Copy the records word for word, from the start of the records through the line that contains "- line-8b-label: KREDIT", including that line.

[Stored data entries]
···
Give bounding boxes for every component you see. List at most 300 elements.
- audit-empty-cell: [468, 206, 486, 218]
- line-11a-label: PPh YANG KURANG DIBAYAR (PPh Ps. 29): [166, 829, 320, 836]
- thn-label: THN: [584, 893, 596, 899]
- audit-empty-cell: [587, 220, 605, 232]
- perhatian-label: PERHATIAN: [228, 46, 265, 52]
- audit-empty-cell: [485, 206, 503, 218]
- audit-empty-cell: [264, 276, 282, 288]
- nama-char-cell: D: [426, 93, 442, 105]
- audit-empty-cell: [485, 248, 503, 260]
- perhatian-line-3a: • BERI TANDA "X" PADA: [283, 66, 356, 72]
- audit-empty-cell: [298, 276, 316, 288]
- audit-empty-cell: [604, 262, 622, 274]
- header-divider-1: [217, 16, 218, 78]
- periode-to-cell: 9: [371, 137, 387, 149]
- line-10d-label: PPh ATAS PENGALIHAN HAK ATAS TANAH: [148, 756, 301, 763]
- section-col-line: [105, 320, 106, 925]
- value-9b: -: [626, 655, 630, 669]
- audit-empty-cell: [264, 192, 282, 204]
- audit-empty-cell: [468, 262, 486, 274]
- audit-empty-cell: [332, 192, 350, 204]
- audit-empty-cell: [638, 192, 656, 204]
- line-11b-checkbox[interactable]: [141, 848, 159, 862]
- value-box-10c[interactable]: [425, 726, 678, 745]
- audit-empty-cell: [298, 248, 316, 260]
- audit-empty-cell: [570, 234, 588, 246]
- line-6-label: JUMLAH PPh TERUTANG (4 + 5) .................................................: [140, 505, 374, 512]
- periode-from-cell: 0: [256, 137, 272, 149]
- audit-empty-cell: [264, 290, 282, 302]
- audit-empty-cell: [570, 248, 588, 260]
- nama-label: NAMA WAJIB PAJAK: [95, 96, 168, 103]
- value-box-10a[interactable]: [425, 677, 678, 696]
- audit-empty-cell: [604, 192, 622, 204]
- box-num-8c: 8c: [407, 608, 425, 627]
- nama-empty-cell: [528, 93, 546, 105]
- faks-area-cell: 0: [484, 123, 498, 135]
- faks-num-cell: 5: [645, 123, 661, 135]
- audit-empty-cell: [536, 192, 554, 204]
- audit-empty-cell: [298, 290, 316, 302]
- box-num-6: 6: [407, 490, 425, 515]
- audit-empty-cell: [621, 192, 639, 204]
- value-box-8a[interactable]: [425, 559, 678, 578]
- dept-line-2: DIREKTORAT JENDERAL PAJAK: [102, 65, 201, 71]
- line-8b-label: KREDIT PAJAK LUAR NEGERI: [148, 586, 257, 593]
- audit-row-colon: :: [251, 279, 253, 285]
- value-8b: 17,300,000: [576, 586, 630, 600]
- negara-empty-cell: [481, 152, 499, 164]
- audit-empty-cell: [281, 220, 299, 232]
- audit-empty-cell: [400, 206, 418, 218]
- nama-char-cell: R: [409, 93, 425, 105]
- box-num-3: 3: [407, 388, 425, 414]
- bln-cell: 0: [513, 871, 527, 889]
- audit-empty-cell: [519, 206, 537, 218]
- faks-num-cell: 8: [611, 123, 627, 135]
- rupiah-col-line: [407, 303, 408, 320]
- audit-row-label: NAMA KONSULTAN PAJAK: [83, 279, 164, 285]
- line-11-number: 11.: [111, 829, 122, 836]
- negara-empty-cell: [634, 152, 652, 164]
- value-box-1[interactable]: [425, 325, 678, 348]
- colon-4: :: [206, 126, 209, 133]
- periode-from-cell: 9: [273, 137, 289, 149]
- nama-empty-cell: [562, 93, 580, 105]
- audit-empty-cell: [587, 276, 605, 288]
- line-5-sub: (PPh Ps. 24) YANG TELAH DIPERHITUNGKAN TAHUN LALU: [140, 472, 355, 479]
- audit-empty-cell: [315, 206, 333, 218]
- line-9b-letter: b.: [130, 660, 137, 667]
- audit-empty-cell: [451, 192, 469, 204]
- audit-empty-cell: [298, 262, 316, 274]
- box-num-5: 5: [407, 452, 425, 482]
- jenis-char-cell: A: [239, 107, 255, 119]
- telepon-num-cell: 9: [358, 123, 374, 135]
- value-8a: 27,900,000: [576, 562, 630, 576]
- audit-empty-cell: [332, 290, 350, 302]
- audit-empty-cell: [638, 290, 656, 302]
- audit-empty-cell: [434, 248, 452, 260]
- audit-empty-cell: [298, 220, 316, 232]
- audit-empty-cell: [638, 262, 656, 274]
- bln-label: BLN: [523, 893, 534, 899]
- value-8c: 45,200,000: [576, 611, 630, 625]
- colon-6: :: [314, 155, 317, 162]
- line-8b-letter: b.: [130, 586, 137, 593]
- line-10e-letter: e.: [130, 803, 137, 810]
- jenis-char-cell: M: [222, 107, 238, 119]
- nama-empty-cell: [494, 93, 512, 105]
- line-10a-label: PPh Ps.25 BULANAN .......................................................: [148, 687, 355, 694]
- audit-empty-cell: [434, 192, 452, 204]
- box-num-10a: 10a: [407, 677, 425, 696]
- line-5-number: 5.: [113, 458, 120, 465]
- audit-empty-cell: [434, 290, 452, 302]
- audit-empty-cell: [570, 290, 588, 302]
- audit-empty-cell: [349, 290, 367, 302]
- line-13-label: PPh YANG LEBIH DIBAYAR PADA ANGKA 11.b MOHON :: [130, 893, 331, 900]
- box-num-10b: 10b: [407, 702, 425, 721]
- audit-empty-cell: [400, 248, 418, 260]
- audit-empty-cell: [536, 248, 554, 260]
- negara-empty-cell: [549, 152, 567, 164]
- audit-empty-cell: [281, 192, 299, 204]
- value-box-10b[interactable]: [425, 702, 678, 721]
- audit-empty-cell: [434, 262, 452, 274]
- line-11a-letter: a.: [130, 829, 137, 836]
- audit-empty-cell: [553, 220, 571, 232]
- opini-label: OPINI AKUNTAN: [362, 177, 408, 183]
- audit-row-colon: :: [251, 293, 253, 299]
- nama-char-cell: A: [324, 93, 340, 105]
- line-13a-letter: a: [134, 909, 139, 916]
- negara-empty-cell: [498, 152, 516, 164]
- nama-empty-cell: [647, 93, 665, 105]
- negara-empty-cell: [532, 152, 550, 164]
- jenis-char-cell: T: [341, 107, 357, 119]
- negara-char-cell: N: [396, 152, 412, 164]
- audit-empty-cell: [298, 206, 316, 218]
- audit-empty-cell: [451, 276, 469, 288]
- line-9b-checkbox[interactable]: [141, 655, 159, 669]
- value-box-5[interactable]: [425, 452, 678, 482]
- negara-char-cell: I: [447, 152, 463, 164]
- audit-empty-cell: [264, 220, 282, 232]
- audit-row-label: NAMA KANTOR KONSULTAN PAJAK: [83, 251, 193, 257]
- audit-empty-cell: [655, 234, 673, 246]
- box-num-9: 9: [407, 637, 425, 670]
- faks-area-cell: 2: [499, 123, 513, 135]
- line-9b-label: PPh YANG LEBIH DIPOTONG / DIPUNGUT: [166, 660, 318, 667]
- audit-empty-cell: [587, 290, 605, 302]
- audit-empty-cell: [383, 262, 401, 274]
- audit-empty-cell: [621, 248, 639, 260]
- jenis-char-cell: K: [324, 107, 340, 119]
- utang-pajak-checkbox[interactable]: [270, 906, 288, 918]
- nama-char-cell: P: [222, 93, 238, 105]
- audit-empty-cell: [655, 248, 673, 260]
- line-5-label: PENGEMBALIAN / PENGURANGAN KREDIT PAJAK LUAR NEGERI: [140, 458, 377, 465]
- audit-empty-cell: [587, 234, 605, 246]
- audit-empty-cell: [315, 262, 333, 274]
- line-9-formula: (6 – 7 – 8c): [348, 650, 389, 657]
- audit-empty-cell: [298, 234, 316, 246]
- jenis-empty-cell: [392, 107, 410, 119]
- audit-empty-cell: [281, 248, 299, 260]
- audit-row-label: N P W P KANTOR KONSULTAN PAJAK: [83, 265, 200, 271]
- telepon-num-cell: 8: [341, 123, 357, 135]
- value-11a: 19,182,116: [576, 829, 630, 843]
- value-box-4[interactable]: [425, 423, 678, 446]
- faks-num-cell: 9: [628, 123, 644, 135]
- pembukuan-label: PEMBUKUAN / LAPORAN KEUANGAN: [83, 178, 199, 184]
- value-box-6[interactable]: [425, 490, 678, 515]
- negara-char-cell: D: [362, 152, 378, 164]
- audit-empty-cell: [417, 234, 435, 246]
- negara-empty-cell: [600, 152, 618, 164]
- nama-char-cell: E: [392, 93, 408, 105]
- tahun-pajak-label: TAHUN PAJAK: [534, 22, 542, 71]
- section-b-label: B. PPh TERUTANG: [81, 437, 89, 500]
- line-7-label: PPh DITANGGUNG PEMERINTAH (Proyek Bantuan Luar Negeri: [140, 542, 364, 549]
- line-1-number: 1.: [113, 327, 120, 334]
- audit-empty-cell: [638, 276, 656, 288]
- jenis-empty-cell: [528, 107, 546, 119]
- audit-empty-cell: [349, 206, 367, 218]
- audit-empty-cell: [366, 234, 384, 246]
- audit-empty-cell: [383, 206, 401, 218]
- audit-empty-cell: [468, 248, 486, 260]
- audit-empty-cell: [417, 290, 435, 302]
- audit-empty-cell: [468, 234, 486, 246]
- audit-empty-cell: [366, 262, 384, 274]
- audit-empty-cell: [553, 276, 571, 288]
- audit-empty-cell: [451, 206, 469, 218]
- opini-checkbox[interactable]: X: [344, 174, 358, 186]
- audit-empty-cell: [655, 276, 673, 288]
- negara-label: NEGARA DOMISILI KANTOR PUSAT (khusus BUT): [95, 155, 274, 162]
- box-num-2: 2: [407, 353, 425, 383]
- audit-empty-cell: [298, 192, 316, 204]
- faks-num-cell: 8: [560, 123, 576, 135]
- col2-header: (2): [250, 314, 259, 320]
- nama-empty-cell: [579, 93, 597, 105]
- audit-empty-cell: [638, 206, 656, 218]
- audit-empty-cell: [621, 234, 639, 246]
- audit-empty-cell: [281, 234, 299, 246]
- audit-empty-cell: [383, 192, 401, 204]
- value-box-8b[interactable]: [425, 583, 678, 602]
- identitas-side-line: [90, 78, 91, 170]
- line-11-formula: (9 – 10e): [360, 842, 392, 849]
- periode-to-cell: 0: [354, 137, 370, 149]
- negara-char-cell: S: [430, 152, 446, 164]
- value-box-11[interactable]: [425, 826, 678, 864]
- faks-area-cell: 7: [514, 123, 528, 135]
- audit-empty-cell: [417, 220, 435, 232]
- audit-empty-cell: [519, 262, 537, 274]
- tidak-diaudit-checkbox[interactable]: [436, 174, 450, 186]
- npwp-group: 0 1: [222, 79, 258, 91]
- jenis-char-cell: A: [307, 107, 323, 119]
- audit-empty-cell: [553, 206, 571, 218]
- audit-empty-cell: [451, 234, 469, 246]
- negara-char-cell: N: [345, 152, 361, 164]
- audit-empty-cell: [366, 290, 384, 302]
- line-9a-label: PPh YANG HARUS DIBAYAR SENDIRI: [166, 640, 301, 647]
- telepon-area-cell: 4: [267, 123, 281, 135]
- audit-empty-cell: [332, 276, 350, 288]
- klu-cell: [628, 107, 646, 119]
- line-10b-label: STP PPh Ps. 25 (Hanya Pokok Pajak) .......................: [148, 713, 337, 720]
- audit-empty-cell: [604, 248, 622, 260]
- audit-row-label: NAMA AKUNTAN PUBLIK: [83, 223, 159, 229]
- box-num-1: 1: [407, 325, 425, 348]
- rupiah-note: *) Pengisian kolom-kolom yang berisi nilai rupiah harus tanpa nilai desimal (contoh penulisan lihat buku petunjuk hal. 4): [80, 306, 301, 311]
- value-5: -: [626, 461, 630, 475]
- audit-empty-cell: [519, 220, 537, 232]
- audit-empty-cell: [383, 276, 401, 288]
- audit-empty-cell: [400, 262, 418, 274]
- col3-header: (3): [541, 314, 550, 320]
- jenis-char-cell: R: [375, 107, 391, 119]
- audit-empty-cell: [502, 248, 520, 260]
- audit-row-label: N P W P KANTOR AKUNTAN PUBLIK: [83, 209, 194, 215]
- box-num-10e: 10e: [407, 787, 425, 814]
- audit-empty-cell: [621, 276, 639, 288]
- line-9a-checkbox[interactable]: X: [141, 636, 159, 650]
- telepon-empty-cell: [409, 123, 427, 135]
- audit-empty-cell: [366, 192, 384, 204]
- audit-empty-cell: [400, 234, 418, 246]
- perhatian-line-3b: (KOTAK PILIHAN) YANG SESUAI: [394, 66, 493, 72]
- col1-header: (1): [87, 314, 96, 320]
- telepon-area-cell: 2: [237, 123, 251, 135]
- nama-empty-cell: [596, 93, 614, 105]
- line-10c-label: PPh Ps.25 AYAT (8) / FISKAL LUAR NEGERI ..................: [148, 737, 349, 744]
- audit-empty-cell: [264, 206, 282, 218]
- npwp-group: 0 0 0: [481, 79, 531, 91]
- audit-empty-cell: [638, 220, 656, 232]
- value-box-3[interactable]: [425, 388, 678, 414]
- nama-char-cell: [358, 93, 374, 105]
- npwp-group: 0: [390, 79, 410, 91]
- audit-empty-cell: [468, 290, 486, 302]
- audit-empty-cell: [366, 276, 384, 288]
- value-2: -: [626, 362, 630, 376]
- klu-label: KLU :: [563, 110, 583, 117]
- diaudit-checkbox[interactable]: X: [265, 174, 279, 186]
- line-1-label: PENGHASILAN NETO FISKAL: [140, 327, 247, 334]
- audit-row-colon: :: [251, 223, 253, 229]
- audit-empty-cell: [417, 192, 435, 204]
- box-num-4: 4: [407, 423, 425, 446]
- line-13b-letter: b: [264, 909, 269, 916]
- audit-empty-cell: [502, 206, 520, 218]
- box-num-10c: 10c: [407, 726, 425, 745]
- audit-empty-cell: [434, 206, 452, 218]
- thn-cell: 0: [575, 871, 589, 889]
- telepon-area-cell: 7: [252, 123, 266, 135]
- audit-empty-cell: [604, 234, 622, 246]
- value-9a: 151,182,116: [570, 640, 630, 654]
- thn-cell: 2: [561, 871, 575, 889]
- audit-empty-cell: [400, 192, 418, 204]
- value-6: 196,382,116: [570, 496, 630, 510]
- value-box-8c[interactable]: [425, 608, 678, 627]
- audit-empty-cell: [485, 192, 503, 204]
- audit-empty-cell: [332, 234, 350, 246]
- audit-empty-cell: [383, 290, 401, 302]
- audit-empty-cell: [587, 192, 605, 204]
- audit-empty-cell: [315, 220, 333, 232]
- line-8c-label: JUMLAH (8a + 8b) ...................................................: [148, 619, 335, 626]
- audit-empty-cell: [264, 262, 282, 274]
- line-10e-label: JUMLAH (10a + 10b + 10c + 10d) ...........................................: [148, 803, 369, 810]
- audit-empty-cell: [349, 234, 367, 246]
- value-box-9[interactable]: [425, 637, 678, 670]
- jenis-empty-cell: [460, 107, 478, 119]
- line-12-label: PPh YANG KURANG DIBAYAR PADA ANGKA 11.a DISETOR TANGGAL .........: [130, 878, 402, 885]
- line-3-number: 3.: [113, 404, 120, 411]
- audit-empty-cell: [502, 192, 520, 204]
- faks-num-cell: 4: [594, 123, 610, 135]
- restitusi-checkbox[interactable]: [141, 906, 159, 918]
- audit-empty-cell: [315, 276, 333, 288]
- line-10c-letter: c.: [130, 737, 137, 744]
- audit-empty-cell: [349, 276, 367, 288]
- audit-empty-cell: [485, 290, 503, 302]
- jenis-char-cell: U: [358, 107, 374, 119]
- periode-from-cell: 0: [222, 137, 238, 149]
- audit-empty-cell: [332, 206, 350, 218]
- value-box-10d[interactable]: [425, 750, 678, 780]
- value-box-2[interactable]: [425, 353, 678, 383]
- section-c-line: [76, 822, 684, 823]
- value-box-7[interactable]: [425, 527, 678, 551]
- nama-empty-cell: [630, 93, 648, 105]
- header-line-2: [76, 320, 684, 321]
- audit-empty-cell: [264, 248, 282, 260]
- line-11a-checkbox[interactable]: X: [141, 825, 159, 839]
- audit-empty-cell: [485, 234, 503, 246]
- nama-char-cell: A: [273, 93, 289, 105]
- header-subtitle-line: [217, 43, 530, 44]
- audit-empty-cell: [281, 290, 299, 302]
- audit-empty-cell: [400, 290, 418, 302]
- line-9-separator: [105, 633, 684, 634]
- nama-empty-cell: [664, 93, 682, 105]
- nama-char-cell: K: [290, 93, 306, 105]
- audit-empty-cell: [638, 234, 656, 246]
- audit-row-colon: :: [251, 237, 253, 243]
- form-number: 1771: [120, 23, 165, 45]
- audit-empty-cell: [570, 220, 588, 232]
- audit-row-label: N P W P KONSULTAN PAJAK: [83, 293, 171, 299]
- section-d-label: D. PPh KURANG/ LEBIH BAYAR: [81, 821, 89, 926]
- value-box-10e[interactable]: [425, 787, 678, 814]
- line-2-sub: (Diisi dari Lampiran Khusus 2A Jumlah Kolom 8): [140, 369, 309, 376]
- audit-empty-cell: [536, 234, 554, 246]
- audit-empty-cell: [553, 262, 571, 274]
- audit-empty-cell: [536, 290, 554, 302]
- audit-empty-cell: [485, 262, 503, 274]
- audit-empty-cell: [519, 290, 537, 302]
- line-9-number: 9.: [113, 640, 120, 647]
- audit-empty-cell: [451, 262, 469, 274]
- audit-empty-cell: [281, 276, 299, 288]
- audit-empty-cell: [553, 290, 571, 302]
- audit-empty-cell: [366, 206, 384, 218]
···
# EXPECTED OUTPUT:
Give bounding boxes for every component you see. List at most 300 elements.
- audit-empty-cell: [468, 206, 486, 218]
- line-11a-label: PPh YANG KURANG DIBAYAR (PPh Ps. 29): [166, 829, 320, 836]
- thn-label: THN: [584, 893, 596, 899]
- audit-empty-cell: [587, 220, 605, 232]
- perhatian-label: PERHATIAN: [228, 46, 265, 52]
- audit-empty-cell: [485, 206, 503, 218]
- audit-empty-cell: [264, 276, 282, 288]
- nama-char-cell: D: [426, 93, 442, 105]
- audit-empty-cell: [485, 248, 503, 260]
- perhatian-line-3a: • BERI TANDA "X" PADA: [283, 66, 356, 72]
- audit-empty-cell: [298, 276, 316, 288]
- audit-empty-cell: [604, 262, 622, 274]
- header-divider-1: [217, 16, 218, 78]
- periode-to-cell: 9: [371, 137, 387, 149]
- line-10d-label: PPh ATAS PENGALIHAN HAK ATAS TANAH: [148, 756, 301, 763]
- section-col-line: [105, 320, 106, 925]
- value-9b: -: [626, 655, 630, 669]
- audit-empty-cell: [264, 192, 282, 204]
- audit-empty-cell: [468, 262, 486, 274]
- audit-empty-cell: [332, 192, 350, 204]
- audit-empty-cell: [638, 192, 656, 204]
- line-11b-checkbox[interactable]: [141, 848, 159, 862]
- value-box-10c[interactable]: [425, 726, 678, 745]
- audit-empty-cell: [298, 248, 316, 260]
- audit-empty-cell: [570, 234, 588, 246]
- line-6-label: JUMLAH PPh TERUTANG (4 + 5) .................................................: [140, 505, 374, 512]
- periode-from-cell: 0: [256, 137, 272, 149]
- audit-empty-cell: [264, 290, 282, 302]
- audit-empty-cell: [570, 248, 588, 260]
- nama-label: NAMA WAJIB PAJAK: [95, 96, 168, 103]
- value-box-10a[interactable]: [425, 677, 678, 696]
- audit-empty-cell: [604, 192, 622, 204]
- box-num-8c: 8c: [407, 608, 425, 627]
- nama-empty-cell: [528, 93, 546, 105]
- faks-area-cell: 0: [484, 123, 498, 135]
- faks-num-cell: 5: [645, 123, 661, 135]
- audit-empty-cell: [536, 192, 554, 204]
- audit-empty-cell: [298, 290, 316, 302]
- box-num-6: 6: [407, 490, 425, 515]
- audit-empty-cell: [621, 192, 639, 204]
- value-box-8a[interactable]: [425, 559, 678, 578]
- dept-line-2: DIREKTORAT JENDERAL PAJAK: [102, 65, 201, 71]
- line-8b-label: KREDIT PAJAK LUAR NEGERI: [148, 586, 257, 593]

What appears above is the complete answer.